__DATA ENTRIES__:
━━━━━━━━
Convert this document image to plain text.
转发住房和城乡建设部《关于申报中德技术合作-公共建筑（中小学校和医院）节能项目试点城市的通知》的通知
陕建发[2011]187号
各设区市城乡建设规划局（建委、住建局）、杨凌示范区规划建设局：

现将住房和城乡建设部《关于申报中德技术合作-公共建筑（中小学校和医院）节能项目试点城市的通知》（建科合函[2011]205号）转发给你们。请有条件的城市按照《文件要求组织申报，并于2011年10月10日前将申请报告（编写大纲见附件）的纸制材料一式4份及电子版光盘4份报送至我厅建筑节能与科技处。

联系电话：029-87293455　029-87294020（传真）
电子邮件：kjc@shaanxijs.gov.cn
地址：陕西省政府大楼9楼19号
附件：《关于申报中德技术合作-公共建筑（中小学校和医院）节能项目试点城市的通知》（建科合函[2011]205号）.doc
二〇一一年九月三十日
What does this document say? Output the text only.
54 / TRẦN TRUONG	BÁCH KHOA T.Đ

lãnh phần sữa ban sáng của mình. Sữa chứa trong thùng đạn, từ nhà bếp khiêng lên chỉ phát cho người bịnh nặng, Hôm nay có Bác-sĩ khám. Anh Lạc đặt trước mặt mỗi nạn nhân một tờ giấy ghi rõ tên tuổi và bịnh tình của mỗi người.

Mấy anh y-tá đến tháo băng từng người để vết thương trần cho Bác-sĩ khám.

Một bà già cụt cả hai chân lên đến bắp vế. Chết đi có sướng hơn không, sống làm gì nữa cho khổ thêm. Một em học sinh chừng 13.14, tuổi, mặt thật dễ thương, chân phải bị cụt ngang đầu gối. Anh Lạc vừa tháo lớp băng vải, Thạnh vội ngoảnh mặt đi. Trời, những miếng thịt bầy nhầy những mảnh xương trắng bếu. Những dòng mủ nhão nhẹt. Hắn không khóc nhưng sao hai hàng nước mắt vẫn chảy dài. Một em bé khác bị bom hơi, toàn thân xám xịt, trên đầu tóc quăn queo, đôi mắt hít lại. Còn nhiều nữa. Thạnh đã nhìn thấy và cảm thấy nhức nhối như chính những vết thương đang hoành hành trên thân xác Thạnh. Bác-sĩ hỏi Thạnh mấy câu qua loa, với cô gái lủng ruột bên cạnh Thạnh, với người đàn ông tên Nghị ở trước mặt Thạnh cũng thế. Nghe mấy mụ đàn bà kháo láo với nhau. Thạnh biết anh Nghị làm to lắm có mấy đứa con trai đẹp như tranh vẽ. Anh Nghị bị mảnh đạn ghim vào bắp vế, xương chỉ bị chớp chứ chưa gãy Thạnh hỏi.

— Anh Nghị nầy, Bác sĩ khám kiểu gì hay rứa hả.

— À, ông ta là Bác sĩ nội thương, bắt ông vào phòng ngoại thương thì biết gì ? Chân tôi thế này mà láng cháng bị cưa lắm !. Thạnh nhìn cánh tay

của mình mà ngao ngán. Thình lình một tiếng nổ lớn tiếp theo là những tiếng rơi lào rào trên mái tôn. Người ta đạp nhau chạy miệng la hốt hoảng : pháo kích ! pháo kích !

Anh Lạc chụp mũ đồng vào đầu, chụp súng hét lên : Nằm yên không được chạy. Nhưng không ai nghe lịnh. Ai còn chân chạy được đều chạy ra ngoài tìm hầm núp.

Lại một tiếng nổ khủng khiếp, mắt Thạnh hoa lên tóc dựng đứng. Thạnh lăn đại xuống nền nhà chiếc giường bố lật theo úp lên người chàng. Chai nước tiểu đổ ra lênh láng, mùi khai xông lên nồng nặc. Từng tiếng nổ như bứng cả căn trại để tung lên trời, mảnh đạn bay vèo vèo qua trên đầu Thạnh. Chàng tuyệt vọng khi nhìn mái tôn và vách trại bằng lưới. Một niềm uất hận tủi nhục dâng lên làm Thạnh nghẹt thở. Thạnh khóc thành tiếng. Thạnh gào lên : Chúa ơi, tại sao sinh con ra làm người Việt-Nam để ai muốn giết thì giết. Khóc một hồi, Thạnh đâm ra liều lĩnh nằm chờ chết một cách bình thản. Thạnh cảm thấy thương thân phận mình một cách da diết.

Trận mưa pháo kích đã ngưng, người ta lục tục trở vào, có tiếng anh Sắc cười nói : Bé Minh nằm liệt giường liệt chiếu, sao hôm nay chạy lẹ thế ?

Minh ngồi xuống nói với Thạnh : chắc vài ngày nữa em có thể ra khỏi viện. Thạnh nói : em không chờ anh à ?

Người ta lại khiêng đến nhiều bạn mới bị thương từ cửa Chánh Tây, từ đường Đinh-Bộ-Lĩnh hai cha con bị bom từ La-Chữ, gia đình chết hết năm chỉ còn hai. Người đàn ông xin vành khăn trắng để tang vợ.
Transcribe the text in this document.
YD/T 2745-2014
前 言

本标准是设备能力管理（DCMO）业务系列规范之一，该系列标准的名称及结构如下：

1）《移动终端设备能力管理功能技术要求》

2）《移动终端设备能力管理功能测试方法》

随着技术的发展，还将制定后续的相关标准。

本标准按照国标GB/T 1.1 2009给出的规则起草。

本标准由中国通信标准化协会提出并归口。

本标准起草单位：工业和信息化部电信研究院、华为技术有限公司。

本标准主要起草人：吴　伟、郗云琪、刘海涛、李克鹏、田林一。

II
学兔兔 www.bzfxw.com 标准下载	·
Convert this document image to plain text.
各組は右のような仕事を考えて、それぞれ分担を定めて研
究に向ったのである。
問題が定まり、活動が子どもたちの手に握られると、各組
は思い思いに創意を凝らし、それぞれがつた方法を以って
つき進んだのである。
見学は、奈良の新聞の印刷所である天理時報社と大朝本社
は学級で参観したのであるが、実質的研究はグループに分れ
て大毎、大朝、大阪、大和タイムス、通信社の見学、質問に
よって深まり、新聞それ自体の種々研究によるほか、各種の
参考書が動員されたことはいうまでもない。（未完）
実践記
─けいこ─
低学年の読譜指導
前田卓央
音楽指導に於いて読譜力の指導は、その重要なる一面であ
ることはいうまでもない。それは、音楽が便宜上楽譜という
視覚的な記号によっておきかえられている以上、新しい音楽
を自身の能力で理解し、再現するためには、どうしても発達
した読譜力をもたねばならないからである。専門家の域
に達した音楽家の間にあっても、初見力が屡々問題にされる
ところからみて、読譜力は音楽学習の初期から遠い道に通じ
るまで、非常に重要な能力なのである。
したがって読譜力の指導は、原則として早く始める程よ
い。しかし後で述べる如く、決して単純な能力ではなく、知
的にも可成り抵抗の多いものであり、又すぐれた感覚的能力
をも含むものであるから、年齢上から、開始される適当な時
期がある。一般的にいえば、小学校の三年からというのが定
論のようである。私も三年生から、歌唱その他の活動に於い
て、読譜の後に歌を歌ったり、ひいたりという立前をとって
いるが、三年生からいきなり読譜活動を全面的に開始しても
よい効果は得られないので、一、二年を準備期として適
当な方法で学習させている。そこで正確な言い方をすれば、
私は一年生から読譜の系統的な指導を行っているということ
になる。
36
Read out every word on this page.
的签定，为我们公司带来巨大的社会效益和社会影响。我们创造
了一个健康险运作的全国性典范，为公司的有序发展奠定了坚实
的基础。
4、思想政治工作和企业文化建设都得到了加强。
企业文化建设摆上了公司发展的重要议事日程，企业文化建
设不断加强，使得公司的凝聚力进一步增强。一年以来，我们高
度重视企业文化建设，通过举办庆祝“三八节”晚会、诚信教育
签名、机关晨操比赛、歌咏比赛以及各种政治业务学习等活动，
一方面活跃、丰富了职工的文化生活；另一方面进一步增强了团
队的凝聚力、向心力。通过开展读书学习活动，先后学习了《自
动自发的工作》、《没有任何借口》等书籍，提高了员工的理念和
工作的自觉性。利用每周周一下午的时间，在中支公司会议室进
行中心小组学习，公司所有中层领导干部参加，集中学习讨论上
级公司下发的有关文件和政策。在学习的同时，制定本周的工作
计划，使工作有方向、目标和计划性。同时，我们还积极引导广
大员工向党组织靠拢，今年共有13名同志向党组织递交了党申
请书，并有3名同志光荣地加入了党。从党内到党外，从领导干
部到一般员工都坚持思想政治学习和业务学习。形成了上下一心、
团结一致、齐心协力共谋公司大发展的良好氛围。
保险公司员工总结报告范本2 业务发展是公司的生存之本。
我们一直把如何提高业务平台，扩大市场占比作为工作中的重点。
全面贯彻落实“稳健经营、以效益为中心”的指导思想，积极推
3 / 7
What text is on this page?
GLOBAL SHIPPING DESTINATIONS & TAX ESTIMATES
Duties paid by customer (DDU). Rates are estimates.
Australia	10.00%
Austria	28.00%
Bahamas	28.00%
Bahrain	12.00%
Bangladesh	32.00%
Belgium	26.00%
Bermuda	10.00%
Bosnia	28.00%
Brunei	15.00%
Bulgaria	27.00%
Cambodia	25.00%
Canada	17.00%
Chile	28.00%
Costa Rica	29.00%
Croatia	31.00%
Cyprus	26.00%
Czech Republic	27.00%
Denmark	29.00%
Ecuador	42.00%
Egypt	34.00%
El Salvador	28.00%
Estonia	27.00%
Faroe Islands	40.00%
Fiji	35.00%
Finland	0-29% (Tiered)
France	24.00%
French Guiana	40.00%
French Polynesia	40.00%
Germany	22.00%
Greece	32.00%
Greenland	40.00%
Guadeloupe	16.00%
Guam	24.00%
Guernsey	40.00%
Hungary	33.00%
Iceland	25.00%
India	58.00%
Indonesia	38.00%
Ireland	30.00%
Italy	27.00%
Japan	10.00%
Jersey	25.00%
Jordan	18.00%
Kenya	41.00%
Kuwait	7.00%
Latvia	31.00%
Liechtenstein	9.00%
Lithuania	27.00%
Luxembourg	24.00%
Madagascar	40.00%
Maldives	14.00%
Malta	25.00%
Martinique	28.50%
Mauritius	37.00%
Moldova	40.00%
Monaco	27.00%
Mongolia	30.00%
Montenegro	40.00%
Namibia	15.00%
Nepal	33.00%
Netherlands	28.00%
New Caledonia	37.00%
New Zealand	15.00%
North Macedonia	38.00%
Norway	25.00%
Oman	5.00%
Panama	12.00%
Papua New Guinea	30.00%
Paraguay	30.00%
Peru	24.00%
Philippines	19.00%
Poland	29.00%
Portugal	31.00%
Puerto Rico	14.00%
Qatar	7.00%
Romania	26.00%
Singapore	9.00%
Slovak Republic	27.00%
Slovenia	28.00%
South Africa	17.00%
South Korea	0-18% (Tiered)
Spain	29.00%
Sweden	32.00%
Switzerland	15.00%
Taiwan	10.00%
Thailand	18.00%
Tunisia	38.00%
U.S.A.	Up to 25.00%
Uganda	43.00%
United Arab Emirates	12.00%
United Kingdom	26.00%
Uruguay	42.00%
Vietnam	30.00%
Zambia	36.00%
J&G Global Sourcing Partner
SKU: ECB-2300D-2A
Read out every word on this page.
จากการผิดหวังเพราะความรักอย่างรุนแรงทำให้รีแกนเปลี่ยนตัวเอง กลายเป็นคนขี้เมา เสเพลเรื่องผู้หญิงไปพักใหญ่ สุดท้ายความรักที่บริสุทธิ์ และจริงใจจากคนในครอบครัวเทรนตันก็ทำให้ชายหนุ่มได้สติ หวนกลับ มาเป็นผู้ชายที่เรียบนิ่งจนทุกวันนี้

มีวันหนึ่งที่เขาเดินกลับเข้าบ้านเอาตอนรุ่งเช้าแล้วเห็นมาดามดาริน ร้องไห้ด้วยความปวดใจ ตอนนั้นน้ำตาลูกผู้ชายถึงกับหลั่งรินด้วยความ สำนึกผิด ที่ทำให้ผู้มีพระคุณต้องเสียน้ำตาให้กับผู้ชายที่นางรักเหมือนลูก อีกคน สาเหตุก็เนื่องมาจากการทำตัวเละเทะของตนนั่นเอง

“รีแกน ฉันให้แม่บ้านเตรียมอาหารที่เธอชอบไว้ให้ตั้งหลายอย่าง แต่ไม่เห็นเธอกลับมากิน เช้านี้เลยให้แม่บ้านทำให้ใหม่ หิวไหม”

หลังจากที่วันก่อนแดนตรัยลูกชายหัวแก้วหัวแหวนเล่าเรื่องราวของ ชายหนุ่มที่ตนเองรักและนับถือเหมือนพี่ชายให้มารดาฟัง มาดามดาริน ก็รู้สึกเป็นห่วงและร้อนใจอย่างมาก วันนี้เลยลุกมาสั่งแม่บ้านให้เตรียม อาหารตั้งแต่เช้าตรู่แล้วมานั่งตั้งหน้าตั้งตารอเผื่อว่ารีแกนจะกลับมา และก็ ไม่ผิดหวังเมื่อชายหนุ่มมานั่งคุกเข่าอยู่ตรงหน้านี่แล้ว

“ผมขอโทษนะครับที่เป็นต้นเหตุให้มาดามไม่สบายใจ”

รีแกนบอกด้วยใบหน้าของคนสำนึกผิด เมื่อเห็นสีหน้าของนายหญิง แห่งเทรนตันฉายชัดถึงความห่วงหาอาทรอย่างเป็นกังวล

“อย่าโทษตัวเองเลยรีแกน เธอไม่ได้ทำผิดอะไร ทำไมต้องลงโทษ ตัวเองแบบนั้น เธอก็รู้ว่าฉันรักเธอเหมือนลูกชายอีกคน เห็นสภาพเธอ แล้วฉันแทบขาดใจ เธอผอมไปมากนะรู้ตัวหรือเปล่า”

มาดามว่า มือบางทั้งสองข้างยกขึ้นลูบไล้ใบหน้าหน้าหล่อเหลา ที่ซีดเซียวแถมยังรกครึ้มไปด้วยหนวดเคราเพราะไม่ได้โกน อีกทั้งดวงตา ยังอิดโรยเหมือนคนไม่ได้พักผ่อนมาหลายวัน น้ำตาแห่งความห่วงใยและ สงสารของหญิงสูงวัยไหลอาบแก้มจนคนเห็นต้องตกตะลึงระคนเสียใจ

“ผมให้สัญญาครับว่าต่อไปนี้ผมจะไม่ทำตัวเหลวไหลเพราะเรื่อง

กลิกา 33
━━━━━━━━
__YOUR GOAL__:
Find every line that holds "What" and copy it.

__RESULT FOR THIS EXERCISE__:
What does this document say? Output the text only.
What text is on this page?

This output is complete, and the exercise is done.